> **Exercise requirements**: List all lines in the material below that contain "name".

> **Data to process**:
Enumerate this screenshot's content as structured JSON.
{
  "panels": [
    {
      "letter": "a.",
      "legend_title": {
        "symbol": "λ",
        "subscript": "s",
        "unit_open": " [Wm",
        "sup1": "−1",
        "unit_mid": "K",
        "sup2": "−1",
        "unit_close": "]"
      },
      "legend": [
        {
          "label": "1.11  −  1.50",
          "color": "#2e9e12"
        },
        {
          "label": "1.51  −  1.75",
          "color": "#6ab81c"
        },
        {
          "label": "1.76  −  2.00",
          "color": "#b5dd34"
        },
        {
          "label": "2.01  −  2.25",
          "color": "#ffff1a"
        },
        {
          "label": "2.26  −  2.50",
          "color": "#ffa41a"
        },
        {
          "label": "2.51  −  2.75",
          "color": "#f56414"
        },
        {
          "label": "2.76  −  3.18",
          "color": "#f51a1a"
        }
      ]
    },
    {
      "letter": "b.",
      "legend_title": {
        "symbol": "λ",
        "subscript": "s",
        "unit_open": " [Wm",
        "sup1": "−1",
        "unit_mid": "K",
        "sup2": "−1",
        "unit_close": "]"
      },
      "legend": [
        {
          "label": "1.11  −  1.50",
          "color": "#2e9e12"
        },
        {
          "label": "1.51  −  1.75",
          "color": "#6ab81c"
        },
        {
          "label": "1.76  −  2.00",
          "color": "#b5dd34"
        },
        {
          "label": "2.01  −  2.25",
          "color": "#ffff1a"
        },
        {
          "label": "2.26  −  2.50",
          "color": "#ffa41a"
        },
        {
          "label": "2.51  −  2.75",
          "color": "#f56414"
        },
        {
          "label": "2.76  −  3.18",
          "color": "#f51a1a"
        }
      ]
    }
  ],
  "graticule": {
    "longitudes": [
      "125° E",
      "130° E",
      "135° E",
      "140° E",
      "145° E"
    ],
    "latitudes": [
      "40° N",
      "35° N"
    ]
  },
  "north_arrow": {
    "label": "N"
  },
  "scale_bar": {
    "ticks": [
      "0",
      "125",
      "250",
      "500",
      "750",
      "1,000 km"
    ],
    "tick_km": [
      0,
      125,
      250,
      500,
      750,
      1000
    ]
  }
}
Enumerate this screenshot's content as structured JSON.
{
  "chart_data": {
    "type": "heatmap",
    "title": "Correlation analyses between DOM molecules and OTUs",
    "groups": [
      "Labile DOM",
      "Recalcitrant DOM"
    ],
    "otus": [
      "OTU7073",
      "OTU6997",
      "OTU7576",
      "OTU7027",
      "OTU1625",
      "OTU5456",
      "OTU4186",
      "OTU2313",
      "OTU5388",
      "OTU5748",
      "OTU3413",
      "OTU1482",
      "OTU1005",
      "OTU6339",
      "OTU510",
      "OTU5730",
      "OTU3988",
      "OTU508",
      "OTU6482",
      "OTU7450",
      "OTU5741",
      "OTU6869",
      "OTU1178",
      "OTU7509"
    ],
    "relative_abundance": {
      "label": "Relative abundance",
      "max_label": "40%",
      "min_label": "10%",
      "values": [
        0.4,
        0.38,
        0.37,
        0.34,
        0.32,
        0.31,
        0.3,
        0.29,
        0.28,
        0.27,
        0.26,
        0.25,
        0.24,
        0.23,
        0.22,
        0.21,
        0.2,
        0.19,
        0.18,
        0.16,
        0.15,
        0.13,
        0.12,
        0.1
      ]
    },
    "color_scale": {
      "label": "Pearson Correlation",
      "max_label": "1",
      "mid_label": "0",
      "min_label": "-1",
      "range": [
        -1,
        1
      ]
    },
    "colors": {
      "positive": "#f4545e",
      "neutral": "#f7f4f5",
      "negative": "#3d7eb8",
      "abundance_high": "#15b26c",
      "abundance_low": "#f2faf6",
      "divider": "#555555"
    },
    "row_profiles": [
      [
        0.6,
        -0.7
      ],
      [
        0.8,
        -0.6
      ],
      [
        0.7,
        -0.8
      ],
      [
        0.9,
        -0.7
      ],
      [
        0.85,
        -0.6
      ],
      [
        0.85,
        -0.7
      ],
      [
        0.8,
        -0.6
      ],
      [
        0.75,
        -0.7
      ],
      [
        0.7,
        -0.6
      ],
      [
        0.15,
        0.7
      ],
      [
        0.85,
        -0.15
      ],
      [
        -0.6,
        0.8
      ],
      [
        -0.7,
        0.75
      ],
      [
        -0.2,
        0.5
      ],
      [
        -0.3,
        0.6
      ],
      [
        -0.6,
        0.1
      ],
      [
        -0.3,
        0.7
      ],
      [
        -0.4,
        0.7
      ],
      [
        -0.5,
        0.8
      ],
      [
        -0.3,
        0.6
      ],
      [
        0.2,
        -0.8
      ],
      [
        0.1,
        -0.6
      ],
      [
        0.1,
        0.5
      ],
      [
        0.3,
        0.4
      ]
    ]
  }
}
...
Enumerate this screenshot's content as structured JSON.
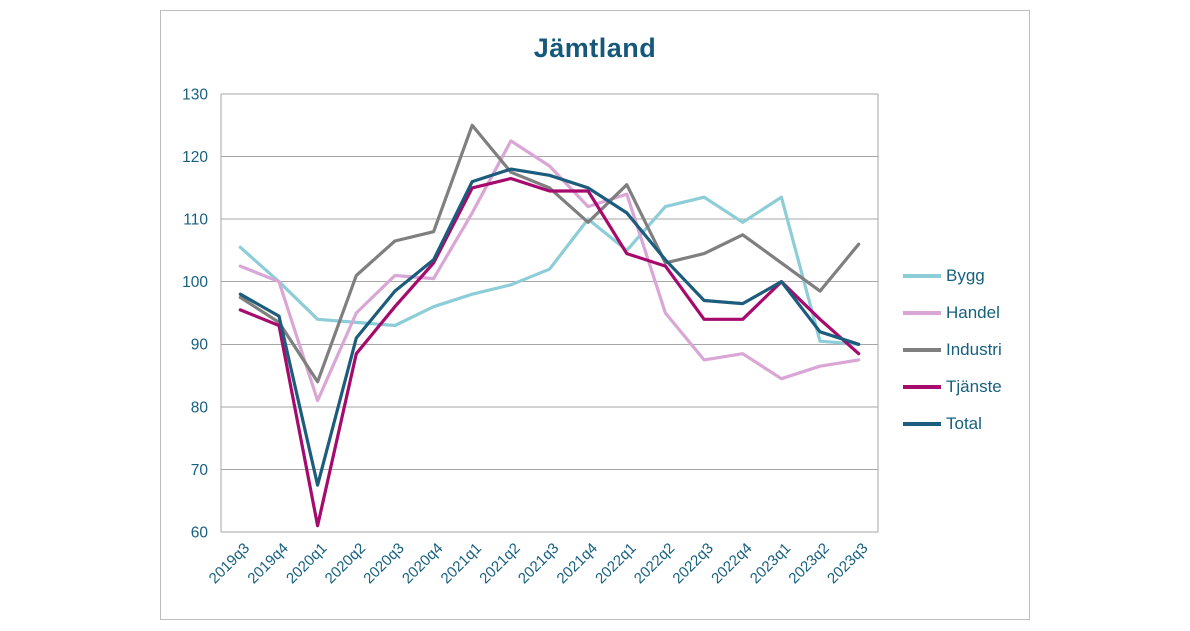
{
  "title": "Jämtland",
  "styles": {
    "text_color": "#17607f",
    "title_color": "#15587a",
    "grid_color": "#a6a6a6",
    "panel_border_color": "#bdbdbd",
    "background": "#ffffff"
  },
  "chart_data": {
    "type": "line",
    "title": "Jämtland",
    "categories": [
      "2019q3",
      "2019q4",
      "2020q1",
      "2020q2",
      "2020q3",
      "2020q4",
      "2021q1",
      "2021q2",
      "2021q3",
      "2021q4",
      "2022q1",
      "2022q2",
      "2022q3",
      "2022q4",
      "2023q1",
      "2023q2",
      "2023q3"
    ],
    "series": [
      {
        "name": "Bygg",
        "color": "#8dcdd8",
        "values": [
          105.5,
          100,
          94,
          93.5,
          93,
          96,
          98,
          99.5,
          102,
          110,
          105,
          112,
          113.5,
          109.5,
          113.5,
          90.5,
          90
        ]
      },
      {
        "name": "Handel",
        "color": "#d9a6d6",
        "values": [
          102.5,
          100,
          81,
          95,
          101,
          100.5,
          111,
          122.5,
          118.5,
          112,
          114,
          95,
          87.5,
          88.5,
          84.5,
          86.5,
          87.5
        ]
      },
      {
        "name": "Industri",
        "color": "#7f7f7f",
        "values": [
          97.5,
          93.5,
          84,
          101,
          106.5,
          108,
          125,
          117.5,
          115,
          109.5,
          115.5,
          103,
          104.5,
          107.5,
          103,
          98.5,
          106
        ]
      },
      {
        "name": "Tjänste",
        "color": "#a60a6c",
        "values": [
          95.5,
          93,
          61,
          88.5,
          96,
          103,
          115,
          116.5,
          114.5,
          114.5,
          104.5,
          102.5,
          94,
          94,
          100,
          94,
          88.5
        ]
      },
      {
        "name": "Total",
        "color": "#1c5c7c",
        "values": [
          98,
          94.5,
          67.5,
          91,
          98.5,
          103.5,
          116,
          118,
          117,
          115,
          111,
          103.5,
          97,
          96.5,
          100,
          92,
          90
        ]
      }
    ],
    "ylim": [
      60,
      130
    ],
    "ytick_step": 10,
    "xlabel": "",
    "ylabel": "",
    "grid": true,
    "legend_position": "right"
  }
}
==
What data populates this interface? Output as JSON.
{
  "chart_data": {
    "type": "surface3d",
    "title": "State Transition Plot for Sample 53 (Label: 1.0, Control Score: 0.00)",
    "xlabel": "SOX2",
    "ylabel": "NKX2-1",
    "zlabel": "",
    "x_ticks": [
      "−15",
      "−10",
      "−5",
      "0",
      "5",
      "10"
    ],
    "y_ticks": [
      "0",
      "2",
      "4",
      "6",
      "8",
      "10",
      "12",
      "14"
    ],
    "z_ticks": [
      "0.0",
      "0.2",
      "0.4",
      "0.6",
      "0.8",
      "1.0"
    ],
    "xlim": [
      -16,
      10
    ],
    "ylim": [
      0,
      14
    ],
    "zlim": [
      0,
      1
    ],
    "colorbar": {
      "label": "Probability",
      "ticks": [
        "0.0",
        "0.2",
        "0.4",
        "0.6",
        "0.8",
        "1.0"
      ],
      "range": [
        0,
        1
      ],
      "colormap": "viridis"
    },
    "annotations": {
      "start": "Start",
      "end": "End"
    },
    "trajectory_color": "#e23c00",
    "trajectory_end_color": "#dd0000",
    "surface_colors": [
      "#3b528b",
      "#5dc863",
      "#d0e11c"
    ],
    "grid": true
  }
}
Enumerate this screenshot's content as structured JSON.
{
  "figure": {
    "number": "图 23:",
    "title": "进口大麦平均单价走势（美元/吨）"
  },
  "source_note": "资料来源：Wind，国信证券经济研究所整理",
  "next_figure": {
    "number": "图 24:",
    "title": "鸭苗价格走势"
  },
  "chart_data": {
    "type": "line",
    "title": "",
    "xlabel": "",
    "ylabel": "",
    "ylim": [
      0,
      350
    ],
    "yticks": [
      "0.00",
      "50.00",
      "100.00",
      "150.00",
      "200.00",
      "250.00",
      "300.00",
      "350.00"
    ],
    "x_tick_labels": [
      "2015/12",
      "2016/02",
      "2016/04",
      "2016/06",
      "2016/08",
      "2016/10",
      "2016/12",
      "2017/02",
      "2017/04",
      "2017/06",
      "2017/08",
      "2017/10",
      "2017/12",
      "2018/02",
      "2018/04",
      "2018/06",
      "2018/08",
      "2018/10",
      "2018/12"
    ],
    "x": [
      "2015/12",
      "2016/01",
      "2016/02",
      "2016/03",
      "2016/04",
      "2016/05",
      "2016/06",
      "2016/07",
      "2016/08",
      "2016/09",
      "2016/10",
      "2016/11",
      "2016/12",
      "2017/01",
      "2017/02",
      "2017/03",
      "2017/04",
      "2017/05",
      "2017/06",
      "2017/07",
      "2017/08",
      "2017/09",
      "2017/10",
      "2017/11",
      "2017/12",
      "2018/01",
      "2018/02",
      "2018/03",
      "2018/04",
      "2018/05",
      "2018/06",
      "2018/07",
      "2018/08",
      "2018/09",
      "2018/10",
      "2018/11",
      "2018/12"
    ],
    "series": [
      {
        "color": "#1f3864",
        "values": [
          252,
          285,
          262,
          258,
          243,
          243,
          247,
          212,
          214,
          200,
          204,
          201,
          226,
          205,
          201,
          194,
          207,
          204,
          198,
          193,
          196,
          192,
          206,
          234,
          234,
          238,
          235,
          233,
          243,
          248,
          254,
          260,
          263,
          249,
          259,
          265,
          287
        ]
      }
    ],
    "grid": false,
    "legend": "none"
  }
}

> **Finished answer**:
        "name": "Bygg",
        "name": "Handel",
        "name": "Industri",
        "name": "Tjänste",
        "name": "Total",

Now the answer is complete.